» Complete the following
- a) From the article about the special Mass, reproduce word for word the part that opens with the words containing "He urged the" and closes with "in the Philippines.".
- b) According to the article about the special Mass, in which cathedral did Cardinal Seán Brady celebrate it?

» Text
=-=-=
By Sarah Mac Donald - 18 November, 2013

Special Mass for victims of Typhoon Haiyan in the Philippines and the war in Syria.

TyphoonHaiyanNov112013_largeCardinal Seán Brady celebrated a special Mass in St Patrick’s Cathedral in Armagh on Sunday for victims of Typhoon Haiyan in the Philippines and the war in Syria.

He urged the faithful across Ireland to generously support the Church collection that was taken up on Sunday to aid the victims of the typhoon and the conflict in Syria.

In his homily, the Archbishop of Armagh noted that many are beginning to ask what part global warming may have played in this disaster in the Philippines.  

“While it is impossible to link global warming to any particular event, the question needs to be asked about its overall effect on the world,” he cautioned.  

He said inevitably other questions were also being asked such as how could this happen and where is God in all of this?

There is no easy answer to the problem of evil in the world, Cardinal Brady stated. However, he underlined that the Spirit of the Lord is present in the courage of the survivors who are valiantly and heroically striving to cope. 

“His Spirit is at work in those aid workers who have rushed to offer the help of their services, and in those who provided the aid. The Spirit of the Risen Lord inspires all who help in any way, those in such dire need,” he said.
=-=-=
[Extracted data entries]
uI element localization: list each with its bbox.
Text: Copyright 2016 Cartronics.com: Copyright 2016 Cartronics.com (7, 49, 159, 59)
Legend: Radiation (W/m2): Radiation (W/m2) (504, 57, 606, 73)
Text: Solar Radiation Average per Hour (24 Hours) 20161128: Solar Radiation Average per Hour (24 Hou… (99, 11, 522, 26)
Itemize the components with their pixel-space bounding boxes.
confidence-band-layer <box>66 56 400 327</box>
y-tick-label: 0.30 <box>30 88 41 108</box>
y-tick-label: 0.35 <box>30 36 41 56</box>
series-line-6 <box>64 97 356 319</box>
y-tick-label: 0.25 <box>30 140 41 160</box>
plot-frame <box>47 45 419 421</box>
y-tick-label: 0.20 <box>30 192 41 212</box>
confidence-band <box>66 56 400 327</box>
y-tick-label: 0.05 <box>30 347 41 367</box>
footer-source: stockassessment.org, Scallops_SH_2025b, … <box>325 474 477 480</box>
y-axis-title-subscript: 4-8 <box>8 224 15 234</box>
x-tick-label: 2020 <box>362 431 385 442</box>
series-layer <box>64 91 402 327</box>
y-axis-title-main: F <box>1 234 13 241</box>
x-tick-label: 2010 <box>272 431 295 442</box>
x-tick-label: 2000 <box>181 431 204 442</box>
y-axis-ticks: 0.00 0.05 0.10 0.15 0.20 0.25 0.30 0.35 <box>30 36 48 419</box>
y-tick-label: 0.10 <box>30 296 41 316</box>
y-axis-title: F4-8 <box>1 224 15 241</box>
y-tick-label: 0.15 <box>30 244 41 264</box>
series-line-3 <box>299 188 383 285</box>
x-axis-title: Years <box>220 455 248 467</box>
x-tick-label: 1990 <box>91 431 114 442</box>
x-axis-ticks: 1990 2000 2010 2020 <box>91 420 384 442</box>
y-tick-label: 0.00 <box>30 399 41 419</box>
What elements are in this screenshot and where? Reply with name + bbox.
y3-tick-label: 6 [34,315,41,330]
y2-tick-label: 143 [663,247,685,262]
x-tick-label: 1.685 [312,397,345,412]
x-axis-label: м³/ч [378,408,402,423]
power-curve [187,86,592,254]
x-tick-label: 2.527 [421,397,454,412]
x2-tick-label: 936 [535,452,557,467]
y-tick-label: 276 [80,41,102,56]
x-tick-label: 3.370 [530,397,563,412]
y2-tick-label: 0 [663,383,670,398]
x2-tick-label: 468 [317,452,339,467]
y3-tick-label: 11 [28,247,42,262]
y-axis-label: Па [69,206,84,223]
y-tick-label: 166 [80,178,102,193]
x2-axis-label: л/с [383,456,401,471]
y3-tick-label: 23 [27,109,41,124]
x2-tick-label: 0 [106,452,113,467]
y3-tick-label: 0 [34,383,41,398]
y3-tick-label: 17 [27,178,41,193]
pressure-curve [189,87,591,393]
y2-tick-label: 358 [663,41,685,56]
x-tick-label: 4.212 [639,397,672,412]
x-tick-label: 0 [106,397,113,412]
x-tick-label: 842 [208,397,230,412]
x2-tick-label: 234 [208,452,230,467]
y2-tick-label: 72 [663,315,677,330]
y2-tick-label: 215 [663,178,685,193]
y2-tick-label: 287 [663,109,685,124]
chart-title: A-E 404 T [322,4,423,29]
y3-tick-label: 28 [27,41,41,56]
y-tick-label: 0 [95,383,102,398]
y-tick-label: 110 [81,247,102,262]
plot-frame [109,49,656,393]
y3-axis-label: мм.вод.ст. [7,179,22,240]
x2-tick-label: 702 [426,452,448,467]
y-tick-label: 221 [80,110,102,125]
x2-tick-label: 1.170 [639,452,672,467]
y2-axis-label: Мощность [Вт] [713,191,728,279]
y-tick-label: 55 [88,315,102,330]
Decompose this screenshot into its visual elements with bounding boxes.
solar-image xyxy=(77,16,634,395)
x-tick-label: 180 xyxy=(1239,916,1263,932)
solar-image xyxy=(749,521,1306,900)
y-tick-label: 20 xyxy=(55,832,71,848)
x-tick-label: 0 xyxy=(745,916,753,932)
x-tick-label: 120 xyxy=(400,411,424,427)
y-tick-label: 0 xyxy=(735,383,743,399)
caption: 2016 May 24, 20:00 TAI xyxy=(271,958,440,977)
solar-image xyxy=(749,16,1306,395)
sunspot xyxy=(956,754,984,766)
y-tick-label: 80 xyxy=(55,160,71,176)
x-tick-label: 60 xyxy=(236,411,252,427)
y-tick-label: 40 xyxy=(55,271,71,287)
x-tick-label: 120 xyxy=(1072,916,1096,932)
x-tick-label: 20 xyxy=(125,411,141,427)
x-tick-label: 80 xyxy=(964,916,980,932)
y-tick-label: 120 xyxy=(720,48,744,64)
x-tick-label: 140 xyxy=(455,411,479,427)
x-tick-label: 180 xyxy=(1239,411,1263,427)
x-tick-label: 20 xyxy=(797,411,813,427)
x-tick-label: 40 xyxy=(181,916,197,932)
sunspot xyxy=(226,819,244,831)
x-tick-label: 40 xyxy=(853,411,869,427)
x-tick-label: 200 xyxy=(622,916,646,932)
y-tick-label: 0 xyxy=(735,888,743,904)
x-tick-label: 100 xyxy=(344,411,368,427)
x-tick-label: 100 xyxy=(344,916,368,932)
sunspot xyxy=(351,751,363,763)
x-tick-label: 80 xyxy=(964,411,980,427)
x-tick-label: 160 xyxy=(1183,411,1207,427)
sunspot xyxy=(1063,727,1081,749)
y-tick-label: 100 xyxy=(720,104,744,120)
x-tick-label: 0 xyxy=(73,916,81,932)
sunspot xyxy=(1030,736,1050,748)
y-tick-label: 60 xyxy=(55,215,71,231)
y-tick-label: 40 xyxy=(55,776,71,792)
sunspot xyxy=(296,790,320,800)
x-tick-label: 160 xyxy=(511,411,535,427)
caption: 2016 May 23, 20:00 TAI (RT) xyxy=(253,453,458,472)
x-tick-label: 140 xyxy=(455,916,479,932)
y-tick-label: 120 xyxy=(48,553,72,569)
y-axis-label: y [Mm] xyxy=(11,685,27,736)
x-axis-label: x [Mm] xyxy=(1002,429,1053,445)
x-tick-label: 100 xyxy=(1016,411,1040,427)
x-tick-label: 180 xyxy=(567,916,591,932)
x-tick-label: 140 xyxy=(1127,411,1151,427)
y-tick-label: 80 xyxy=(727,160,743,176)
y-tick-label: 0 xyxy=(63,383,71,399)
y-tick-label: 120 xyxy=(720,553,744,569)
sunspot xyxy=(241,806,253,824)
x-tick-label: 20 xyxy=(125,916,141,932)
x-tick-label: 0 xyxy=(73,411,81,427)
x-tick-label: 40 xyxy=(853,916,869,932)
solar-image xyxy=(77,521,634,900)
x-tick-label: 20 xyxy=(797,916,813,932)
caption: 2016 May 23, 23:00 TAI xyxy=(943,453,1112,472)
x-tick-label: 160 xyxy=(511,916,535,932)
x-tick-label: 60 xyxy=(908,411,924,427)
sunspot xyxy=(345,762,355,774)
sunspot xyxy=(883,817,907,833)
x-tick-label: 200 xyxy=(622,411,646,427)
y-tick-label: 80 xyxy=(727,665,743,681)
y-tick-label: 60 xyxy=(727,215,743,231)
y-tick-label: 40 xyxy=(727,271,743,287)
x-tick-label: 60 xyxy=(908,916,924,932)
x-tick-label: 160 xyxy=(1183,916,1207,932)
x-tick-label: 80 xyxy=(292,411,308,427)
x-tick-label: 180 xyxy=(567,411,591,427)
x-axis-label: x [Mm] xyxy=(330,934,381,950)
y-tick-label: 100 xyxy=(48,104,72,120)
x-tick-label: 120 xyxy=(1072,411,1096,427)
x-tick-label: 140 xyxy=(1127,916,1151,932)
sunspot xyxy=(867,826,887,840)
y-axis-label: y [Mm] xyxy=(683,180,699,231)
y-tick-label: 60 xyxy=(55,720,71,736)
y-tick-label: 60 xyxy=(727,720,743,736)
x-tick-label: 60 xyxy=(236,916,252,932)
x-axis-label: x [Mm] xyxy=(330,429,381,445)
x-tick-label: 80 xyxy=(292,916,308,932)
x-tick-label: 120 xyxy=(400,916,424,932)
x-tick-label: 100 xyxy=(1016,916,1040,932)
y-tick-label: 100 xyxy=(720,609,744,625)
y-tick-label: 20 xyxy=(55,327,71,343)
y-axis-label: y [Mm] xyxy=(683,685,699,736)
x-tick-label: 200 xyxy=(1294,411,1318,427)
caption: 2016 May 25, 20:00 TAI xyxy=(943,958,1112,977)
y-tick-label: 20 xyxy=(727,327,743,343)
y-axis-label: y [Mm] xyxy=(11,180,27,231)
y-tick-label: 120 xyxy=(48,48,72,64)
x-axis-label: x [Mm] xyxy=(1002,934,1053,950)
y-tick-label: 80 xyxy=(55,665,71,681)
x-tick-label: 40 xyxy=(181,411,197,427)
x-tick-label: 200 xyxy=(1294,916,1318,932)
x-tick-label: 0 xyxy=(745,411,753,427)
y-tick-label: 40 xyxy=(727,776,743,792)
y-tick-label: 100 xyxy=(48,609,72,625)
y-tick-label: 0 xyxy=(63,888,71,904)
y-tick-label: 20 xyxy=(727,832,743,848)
=-=-=
» Solutions to each task
- a)
He urged the faithful across Ireland to generously support the Church collection that was taken up on Sunday to aid the victims of the typhoon and the conflict in Syria.

In his homily, the Archbishop of Armagh noted that many are beginning to ask what part global warming may have played in this disaster in the Philippines.

- b) St Patrick's Cathedral in Armagh.